--- Document text Enclosed Below ---

This clinical trial will study the safety and efficacy of using the drug Zemaira, an Alpha 1-Antitrypsin (AAT) medication (also known as an Alpha1-Proteinase Inhibitor [Human]) for the treatment of steroid refractory GVHD.

For bone marrow transplant patients, the most common, serious complication is Graft vs Host Disease (GVHD), which at its most severe is a life-threatening, complication and a significant cause of treatment related death, following stem cell transplantation. GVHD is a major obstacle to the overall success of transplant treatment, a strategy that would otherwise provide the possibility of a cure for patients with blood cancers or severe blood disorders. GVHD primarily affects the skin, gut, and liver of the recipient, and involves the interaction of the recipient's (the host's) cells and tissues with the donor's immune system cells that see the host tissues as foreign, and attack the host's cells resulting in tissue and organ damage.

The severity of acute GvHD ranges from mild to severe, and for patients who don't respond to steroid therapy, the complication is nearly always fatal, either from organ damage or opportunistic infection as a consequence of high dose, steroid treatments.

There is currently no known effective therapy for patients with acute graft vs host disease that's refractory (nonresponsive) to steroid therapy. As stated earlier,the overwhelming majority of these patients may ultimately die from infection. The incidence of acute GvHD that requires intervention, is higher for unrelated donor transplants, the most common treatment option available, and therefore, these patients are at higher risk for treatment related complications from GVHD. Approximately 20,000 unrelated donor transplants are performed each year. The magnitude of this problem then is significant for patients who otherwise might be cured of their blood cancer or disease.


Condition or disease Intervention/treatment Phase
Graft vs Host Disease Drug: Alpha-1-Antitrypsin (AAT) Phase 2

Study Type : Interventional  (Clinical Trial)
Actual Enrollment : 40 participants
Intervention Model: Single Group Assignment
Masking: None (Open Label)
Primary Purpose: Treatment
Official Title: A Pilot Study of Alpha-1-Antitrypsin (AAT) in Steroid Refractory Acute Graft vs Host Disease
Study Start Date : July 2013
Actual Primary Completion Date : October 2016
Estimated Study Completion Date : June 2019

Resource links provided by the National Library of Medicine

U.S. FDA Resources

Arm Intervention/treatment
Experimental: Treatment arm
Alpha-1-Antitrypsin (AAT) for the treatment of Steroid Refractory Acute Graft vs Host Disease.
Drug: Alpha-1-Antitrypsin (AAT)
AAT (Zemaira) will be administered at a dose of 60mg/kg (actual weight) on D1, 4, 8, 12, 16, 20, 24, and 28. A second course of treatment will not be given.
Other Name: Zemaira



Primary Outcome Measures :
  1. Percentage of Patients That Respond to Treatment [ Time Frame: 4 weeks ]

    To estimate the proportion of patients with steroid refractory acute Graft vs Host Disease) GvHD who respond (achieve either PR or CR) to Alpha-1 Antitrypsin (AAT) at a dose of 60mg/kg twice weekly for 8 doses

    Partial Response (PR) is defined as a decrease of at least one grade in the severity of GVHD without deterioration of any organ systems by d28 of therapy.

--- End of Enclosed Document text ---
--- Information supplied Enclosed Below ---

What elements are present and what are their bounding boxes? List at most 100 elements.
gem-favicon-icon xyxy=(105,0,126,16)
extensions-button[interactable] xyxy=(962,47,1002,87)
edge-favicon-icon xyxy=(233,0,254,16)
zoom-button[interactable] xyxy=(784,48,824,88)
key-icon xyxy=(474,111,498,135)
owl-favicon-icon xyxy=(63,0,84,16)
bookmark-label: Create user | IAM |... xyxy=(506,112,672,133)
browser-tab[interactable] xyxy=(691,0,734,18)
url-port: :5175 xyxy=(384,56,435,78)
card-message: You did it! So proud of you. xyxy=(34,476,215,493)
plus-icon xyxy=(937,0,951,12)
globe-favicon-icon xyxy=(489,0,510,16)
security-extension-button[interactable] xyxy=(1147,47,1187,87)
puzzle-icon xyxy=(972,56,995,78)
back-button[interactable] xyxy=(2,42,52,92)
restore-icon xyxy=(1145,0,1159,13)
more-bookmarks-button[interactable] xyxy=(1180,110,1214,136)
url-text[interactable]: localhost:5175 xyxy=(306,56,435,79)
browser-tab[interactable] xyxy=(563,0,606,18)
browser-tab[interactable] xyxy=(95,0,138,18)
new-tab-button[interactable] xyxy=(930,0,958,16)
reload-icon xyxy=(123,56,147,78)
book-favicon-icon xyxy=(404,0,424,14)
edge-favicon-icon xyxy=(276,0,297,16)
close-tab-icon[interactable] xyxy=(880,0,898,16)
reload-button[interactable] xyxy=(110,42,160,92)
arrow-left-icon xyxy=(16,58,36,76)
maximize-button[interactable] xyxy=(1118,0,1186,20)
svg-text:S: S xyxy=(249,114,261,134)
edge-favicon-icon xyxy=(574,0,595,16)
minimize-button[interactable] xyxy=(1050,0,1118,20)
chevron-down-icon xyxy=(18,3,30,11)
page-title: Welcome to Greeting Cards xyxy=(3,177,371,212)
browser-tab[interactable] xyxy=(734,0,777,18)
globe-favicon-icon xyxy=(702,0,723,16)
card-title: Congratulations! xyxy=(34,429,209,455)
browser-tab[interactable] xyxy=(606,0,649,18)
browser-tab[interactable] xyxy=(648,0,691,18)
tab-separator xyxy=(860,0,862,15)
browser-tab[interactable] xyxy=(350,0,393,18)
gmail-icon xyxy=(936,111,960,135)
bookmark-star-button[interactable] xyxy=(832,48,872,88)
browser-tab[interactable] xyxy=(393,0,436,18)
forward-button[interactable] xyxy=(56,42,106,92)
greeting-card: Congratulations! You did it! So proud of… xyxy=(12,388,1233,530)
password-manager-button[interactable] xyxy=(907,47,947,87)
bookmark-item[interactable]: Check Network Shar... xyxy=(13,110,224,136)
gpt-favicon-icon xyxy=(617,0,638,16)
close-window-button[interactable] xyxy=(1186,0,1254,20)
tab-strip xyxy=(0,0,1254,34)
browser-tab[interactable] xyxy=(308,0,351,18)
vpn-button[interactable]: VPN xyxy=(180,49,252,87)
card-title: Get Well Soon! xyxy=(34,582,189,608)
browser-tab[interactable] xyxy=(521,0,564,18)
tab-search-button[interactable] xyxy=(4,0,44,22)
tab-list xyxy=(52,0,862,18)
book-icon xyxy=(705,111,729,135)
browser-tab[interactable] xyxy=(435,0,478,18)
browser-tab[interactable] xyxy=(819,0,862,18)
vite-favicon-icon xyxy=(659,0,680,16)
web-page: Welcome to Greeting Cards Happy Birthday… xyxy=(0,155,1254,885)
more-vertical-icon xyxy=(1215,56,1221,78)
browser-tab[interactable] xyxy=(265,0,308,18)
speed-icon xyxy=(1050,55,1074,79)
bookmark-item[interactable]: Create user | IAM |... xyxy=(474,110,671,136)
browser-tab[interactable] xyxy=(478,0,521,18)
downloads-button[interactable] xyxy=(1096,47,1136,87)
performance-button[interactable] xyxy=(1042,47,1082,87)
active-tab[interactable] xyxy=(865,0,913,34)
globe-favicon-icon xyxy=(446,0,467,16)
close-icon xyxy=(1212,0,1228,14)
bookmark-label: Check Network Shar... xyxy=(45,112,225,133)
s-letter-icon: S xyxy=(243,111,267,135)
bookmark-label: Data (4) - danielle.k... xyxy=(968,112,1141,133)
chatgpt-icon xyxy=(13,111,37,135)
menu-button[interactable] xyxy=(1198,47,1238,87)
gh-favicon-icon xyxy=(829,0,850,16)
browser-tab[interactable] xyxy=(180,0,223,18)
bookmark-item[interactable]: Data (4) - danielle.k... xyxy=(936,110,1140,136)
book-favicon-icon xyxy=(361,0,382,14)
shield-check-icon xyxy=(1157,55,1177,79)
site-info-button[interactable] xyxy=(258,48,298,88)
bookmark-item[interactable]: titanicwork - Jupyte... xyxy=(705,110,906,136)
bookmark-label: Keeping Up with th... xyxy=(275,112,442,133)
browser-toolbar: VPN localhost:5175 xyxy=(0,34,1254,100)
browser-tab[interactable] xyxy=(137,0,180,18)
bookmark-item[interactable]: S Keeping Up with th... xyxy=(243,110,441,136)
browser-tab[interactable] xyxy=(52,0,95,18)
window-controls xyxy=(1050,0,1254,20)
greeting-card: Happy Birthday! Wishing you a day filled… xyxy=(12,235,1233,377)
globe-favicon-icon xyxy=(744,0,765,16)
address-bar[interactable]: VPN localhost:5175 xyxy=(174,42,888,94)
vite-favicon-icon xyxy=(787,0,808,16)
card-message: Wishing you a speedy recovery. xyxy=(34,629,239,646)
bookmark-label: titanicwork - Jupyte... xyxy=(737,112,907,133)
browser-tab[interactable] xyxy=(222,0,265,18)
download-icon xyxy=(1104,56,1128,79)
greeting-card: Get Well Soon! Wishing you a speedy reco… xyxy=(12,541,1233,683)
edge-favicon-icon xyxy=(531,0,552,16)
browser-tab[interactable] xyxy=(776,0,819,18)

--- End of Enclosed Information supplied ---

• **Problem to work on**:
Please repeat the part of the Zemaira trial text that begins at the words "This clinical trial" and stops after the words "steroid refractory GVHD.".

• **Response box**:
This clinical trial will study the safety and efficacy of using the drug Zemaira, an Alpha 1-Antitrypsin (AAT) medication (also known as an Alpha1-Proteinase Inhibitor [Human]) for the treatment of steroid refractory GVHD.